### Excerpted records
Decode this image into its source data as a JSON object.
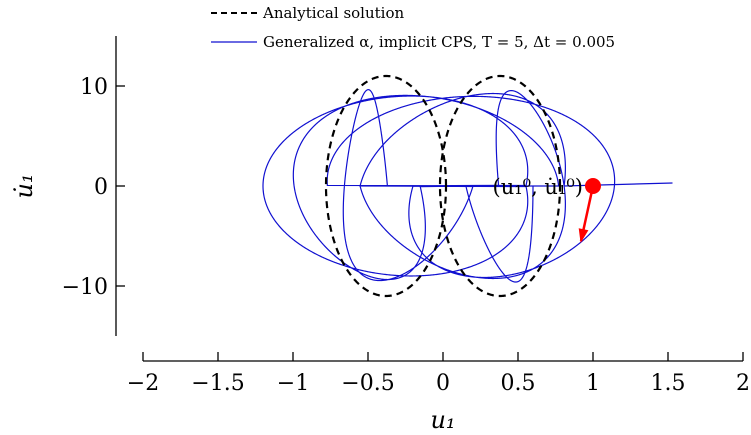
{
  "chart_data": {
    "type": "line",
    "title": "",
    "xlabel": "u₁",
    "ylabel": "u̇₁",
    "xlim": [
      -2,
      2
    ],
    "ylim": [
      -15,
      15
    ],
    "xticks": [
      -2,
      -1.5,
      -1,
      -0.5,
      0,
      0.5,
      1,
      1.5,
      2
    ],
    "yticks": [
      -10,
      0,
      10
    ],
    "x_tick_labels": [
      "−2",
      "−1.5",
      "−1",
      "−0.5",
      "0",
      "0.5",
      "1",
      "1.5",
      "2"
    ],
    "y_tick_labels": [
      "−10",
      "0",
      "10"
    ],
    "grid": false,
    "legend_position": "top",
    "legend": [
      {
        "label": "Analytical solution",
        "color": "#000000",
        "style": "dashed"
      },
      {
        "label": "Generalized α, implicit CPS, T = 5, Δt = 0.005",
        "color": "#1010d0",
        "style": "solid"
      }
    ],
    "series": [
      {
        "name": "Analytical solution",
        "model": "orbit",
        "envelope": "constant",
        "a_base": 0.4,
        "b_base": 0.4,
        "kx_base": 0.38,
        "ky_base": 11.0,
        "cycles": 2
      },
      {
        "name": "Generalized α, implicit CPS, T = 5, Δt = 0.005",
        "model": "orbit",
        "envelope": "oscillating",
        "a_base": 0.55,
        "a_amp": 0.45,
        "b_base": 0.45,
        "b_amp": 0.55,
        "kx_base": 0.35,
        "kx_amp": 0.25,
        "ky_base": 9.3,
        "ky_amp": 1.7,
        "envelope_freq": 0.3,
        "cycles": 6,
        "x_end": 1.53,
        "y_end": 0.3
      }
    ],
    "annotations": [
      {
        "text": "(u₁⁰, u̇₁⁰)",
        "point": [
          1.0,
          0.0
        ],
        "arrow_to": [
          0.92,
          -5.5
        ],
        "color": "#ff0000"
      }
    ],
    "colors": {
      "analytical": "#000000",
      "numerical": "#1010d0",
      "marker": "#ff0000"
    }
  }
}
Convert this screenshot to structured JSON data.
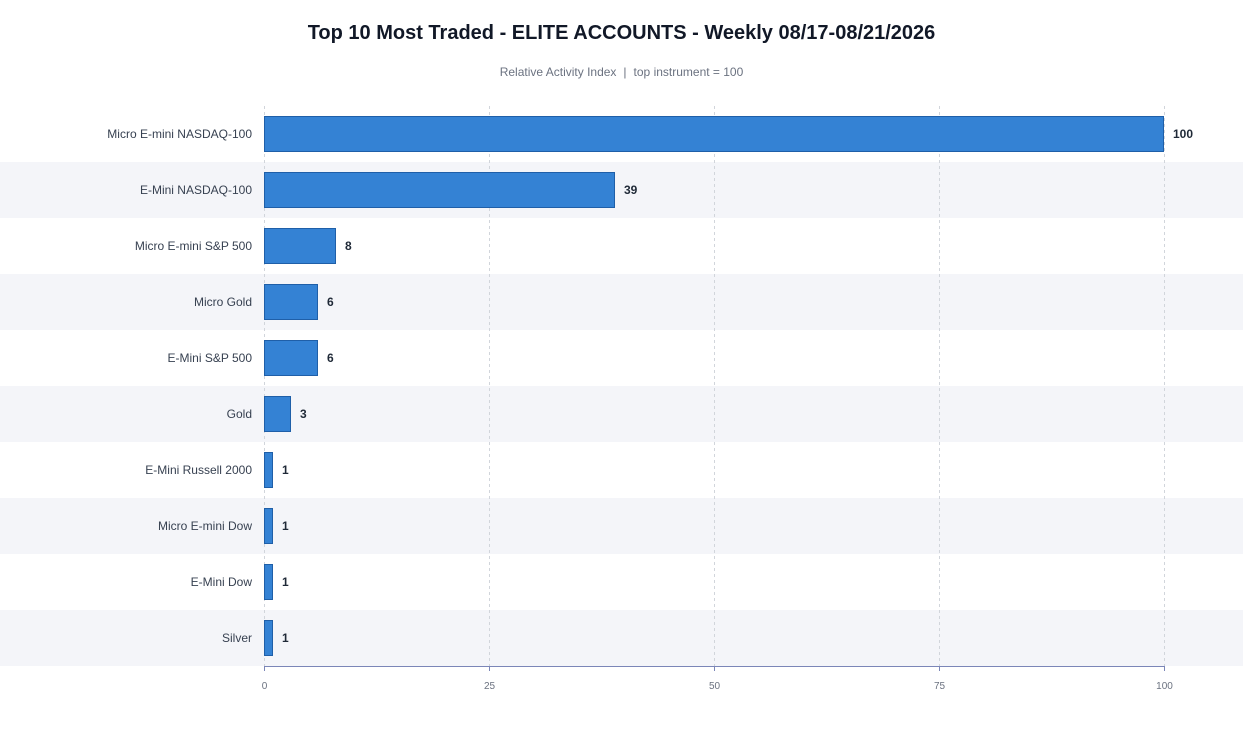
{
  "colors": {
    "bar": "#3482d4",
    "bar_stroke": "#1f5fa8",
    "band": "#f4f5f9",
    "grid": "#d1d5db",
    "axis": "#7b86b8"
  },
  "chart_data": {
    "type": "bar",
    "orientation": "horizontal",
    "title": "Top 10 Most Traded - ELITE ACCOUNTS - Weekly 08/17-08/21/2026",
    "subtitle": {
      "left": "Relative Activity Index",
      "separator": "|",
      "right": "top instrument = 100"
    },
    "categories": [
      "Micro E-mini NASDAQ-100",
      "E-Mini NASDAQ-100",
      "Micro E-mini S&P 500",
      "Micro Gold",
      "E-Mini S&P 500",
      "Gold",
      "E-Mini Russell 2000",
      "Micro E-mini Dow",
      "E-Mini Dow",
      "Silver"
    ],
    "values": [
      100,
      39,
      8,
      6,
      6,
      3,
      1,
      1,
      1,
      1
    ],
    "value_labels": [
      "100",
      "39",
      "8",
      "6",
      "6",
      "3",
      "1",
      "1",
      "1",
      "1"
    ],
    "xlim": [
      0,
      100
    ],
    "xticks": [
      0,
      25,
      50,
      75,
      100
    ],
    "xtick_labels": [
      "0",
      "25",
      "50",
      "75",
      "100"
    ],
    "xlabel": "",
    "ylabel": "",
    "grid": "vertical dashed",
    "legend": "none"
  }
}
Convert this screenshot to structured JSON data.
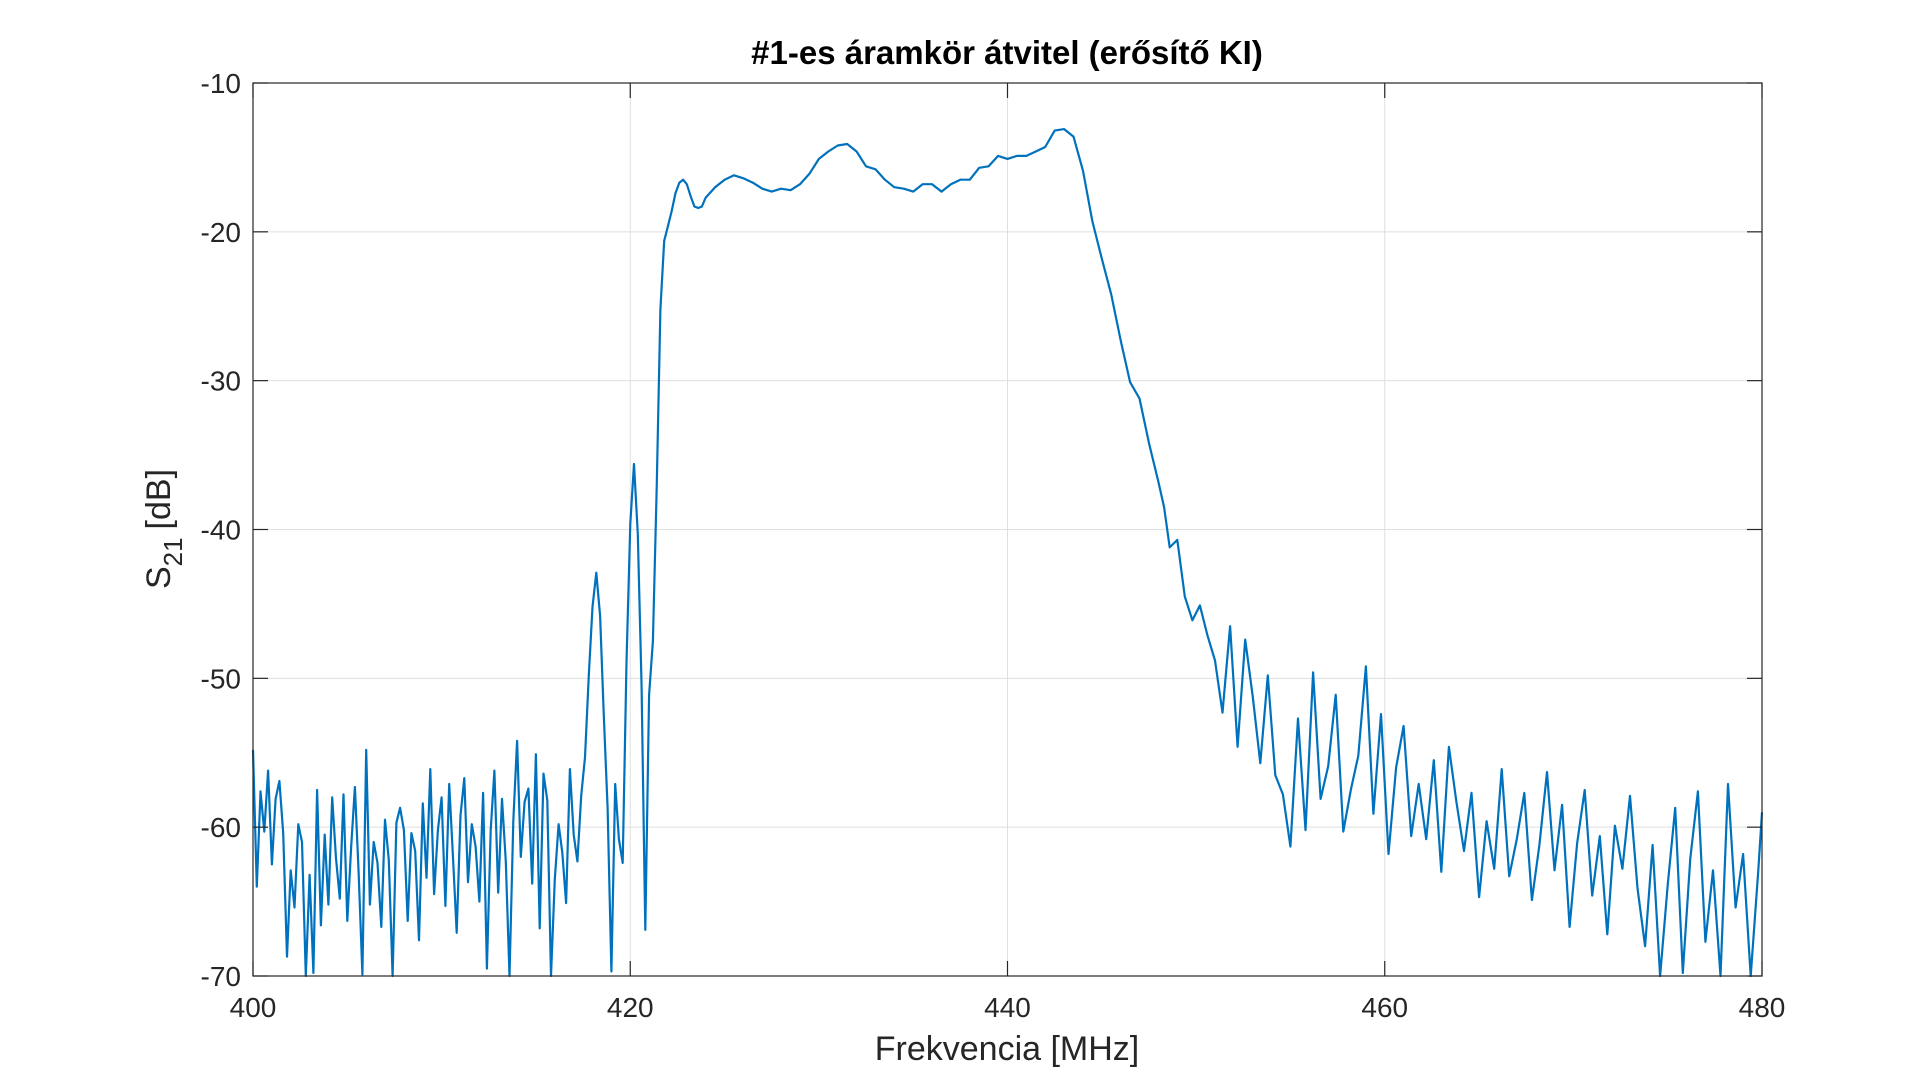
{
  "chart_data": {
    "type": "line",
    "title": "#1-es áramkör átvitel (erősítő KI)",
    "xlabel": "Frekvencia [MHz]",
    "ylabel_main": "S",
    "ylabel_sub": "21",
    "ylabel_unit": "[dB]",
    "xlim": [
      400,
      480
    ],
    "ylim": [
      -70,
      -10
    ],
    "xticks": [
      400,
      420,
      440,
      460,
      480
    ],
    "yticks": [
      -70,
      -60,
      -50,
      -40,
      -30,
      -20,
      -10
    ],
    "xtick_labels": [
      "400",
      "420",
      "440",
      "460",
      "480"
    ],
    "ytick_labels": [
      "-70",
      "-60",
      "-50",
      "-40",
      "-30",
      "-20",
      "-10"
    ],
    "grid": true,
    "line_color": "#0072BD",
    "grid_color": "#dfdfdf",
    "series": [
      {
        "x": [
          400,
          400.2,
          400.4,
          400.6,
          400.8,
          401,
          401.2,
          401.4,
          401.6,
          401.8,
          402,
          402.2,
          402.4,
          402.6,
          402.8,
          403,
          403.2,
          403.4,
          403.6,
          403.8,
          404,
          404.2,
          404.4,
          404.6,
          404.8,
          405,
          405.2,
          405.4,
          405.6,
          405.8,
          406,
          406.2,
          406.4,
          406.6,
          406.8,
          407,
          407.2,
          407.4,
          407.6,
          407.8,
          408,
          408.2,
          408.4,
          408.6,
          408.8,
          409,
          409.2,
          409.4,
          409.6,
          409.8,
          410,
          410.2,
          410.4,
          410.6,
          410.8,
          411,
          411.2,
          411.4,
          411.6,
          411.8,
          412,
          412.2,
          412.4,
          412.6,
          412.8,
          413,
          413.2,
          413.4,
          413.6,
          413.8,
          414,
          414.2,
          414.4,
          414.6,
          414.8,
          415,
          415.2,
          415.4,
          415.6,
          415.8,
          416,
          416.2,
          416.4,
          416.6,
          416.8,
          417,
          417.2,
          417.4,
          417.6,
          417.8,
          418,
          418.2,
          418.4,
          418.6,
          418.8,
          419,
          419.2,
          419.4,
          419.6,
          419.8,
          420,
          420.2,
          420.4,
          420.6,
          420.8,
          421,
          421.2,
          421.4,
          421.6,
          421.8,
          422,
          422.2,
          422.4,
          422.6,
          422.8,
          423,
          423.2,
          423.4,
          423.6,
          423.8,
          424,
          424.5,
          425,
          425.5,
          426,
          426.5,
          427,
          427.5,
          428,
          428.5,
          429,
          429.5,
          430,
          430.5,
          431,
          431.5,
          432,
          432.5,
          433,
          433.5,
          434,
          434.5,
          435,
          435.5,
          436,
          436.5,
          437,
          437.5,
          438,
          438.5,
          439,
          439.5,
          440,
          440.5,
          441,
          441.5,
          442,
          442.5,
          443,
          443.5,
          444,
          444.5,
          445,
          445.5,
          446,
          446.5,
          447,
          447.5,
          448,
          448.3,
          448.6,
          449,
          449.4,
          449.8,
          450.2,
          450.6,
          451,
          451.4,
          451.8,
          452.2,
          452.6,
          453,
          453.4,
          453.8,
          454.2,
          454.6,
          455,
          455.4,
          455.8,
          456.2,
          456.6,
          457,
          457.4,
          457.8,
          458.2,
          458.6,
          459,
          459.4,
          459.8,
          460.2,
          460.6,
          461,
          461.4,
          461.8,
          462.2,
          462.6,
          463,
          463.4,
          463.8,
          464.2,
          464.6,
          465,
          465.4,
          465.8,
          466.2,
          466.6,
          467,
          467.4,
          467.8,
          468.2,
          468.6,
          469,
          469.4,
          469.8,
          470.2,
          470.6,
          471,
          471.4,
          471.8,
          472.2,
          472.6,
          473,
          473.4,
          473.8,
          474.2,
          474.6,
          475,
          475.4,
          475.8,
          476.2,
          476.6,
          477,
          477.4,
          477.8,
          478.2,
          478.6,
          479,
          479.4,
          479.8,
          480
        ],
        "y": [
          -54.8,
          -64,
          -57.6,
          -60.3,
          -56.2,
          -62.5,
          -58.1,
          -56.9,
          -60.4,
          -68.7,
          -62.9,
          -65.4,
          -59.8,
          -61,
          -70,
          -63.2,
          -69.8,
          -57.5,
          -66.6,
          -60.5,
          -65.2,
          -58,
          -62.1,
          -64.8,
          -57.8,
          -66.3,
          -61.4,
          -57.3,
          -63,
          -69.9,
          -54.8,
          -65.2,
          -61,
          -62.4,
          -66.7,
          -59.5,
          -62.2,
          -70,
          -59.7,
          -58.7,
          -60.2,
          -66.3,
          -60.4,
          -61.6,
          -67.6,
          -58.4,
          -63.4,
          -56.1,
          -64.5,
          -60.2,
          -58,
          -65.3,
          -57.1,
          -61.9,
          -67.1,
          -59.2,
          -56.7,
          -63.7,
          -59.8,
          -61.3,
          -65,
          -57.7,
          -69.5,
          -60.2,
          -56.2,
          -64.4,
          -58.1,
          -62.3,
          -70,
          -59.6,
          -54.2,
          -62,
          -58.3,
          -57.4,
          -63.8,
          -55.1,
          -66.8,
          -56.4,
          -58.2,
          -70,
          -63.5,
          -59.8,
          -61.7,
          -65.1,
          -56.1,
          -60.5,
          -62.3,
          -57.9,
          -55.3,
          -49.8,
          -45.2,
          -42.9,
          -45.8,
          -52.5,
          -58.7,
          -69.7,
          -57.1,
          -60.8,
          -62.4,
          -48.9,
          -39.6,
          -35.6,
          -40.3,
          -50.6,
          -66.9,
          -51.1,
          -47.5,
          -37.2,
          -25.2,
          -20.6,
          -19.6,
          -18.6,
          -17.4,
          -16.7,
          -16.5,
          -16.8,
          -17.6,
          -18.3,
          -18.4,
          -18.3,
          -17.7,
          -17,
          -16.5,
          -16.2,
          -16.4,
          -16.7,
          -17.1,
          -17.3,
          -17.1,
          -17.2,
          -16.8,
          -16.1,
          -15.1,
          -14.6,
          -14.2,
          -14.1,
          -14.6,
          -15.6,
          -15.8,
          -16.5,
          -17,
          -17.1,
          -17.3,
          -16.8,
          -16.8,
          -17.3,
          -16.8,
          -16.5,
          -16.5,
          -15.7,
          -15.6,
          -14.9,
          -15.1,
          -14.9,
          -14.9,
          -14.6,
          -14.3,
          -13.2,
          -13.1,
          -13.6,
          -15.9,
          -19.3,
          -21.8,
          -24.2,
          -27.3,
          -30.1,
          -31.2,
          -34.2,
          -36.8,
          -38.5,
          -41.2,
          -40.7,
          -44.5,
          -46.1,
          -45.1,
          -47.1,
          -48.8,
          -52.3,
          -46.5,
          -54.6,
          -47.4,
          -51.2,
          -55.7,
          -49.8,
          -56.5,
          -57.8,
          -61.3,
          -52.7,
          -60.2,
          -49.6,
          -58.1,
          -55.9,
          -51.1,
          -60.3,
          -57.5,
          -55.2,
          -49.2,
          -59.1,
          -52.4,
          -61.8,
          -56,
          -53.2,
          -60.6,
          -57.1,
          -60.8,
          -55.5,
          -63,
          -54.6,
          -58.3,
          -61.6,
          -57.7,
          -64.7,
          -59.6,
          -62.8,
          -56.1,
          -63.3,
          -60.8,
          -57.7,
          -64.9,
          -61.2,
          -56.3,
          -62.9,
          -58.5,
          -66.7,
          -61.1,
          -57.5,
          -64.6,
          -60.6,
          -67.2,
          -59.9,
          -62.8,
          -57.9,
          -64.1,
          -68,
          -61.2,
          -70,
          -63.9,
          -58.7,
          -69.8,
          -62.1,
          -57.6,
          -67.7,
          -62.9,
          -70,
          -57.1,
          -65.4,
          -61.8,
          -70,
          -63,
          -59
        ]
      }
    ]
  }
}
######
- _Direction_
Check each line above for the word "solution", and copy the lines where it appears.

- _Answer to the exercise_
        "label": "Analytical solution",
        "name": "Analytical solution",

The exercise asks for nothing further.